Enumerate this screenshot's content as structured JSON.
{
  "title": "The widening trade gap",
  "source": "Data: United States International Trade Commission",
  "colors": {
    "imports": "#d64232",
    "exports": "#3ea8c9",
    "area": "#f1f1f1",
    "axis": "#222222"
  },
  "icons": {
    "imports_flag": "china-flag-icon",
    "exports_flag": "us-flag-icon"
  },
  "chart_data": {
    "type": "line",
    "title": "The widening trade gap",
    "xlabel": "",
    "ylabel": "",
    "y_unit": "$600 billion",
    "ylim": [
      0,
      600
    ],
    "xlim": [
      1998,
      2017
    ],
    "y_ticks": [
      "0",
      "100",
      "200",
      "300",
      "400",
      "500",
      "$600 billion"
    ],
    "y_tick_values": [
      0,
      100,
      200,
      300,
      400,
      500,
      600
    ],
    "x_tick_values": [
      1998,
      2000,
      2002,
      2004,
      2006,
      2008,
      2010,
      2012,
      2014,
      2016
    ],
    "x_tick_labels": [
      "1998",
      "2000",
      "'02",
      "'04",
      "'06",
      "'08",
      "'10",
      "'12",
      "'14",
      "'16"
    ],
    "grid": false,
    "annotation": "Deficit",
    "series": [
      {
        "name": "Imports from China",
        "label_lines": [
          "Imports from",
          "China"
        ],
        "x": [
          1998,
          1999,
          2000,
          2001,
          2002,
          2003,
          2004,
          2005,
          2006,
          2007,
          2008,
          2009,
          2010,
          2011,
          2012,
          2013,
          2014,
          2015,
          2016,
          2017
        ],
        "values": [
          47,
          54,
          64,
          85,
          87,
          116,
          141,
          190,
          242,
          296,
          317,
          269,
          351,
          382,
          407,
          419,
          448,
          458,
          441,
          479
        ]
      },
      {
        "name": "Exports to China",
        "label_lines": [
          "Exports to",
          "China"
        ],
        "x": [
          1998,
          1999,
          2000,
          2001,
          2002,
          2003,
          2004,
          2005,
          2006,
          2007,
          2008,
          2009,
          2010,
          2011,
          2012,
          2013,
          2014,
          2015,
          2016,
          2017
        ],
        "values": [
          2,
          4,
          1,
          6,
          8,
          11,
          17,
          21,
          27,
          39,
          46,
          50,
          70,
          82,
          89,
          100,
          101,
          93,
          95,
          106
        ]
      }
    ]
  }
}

════════

Problem details
Which lines include the word "widening"? Copy every one of them.

Task solution
  "title": "The widening trade gap",
    "title": "The widening trade gap",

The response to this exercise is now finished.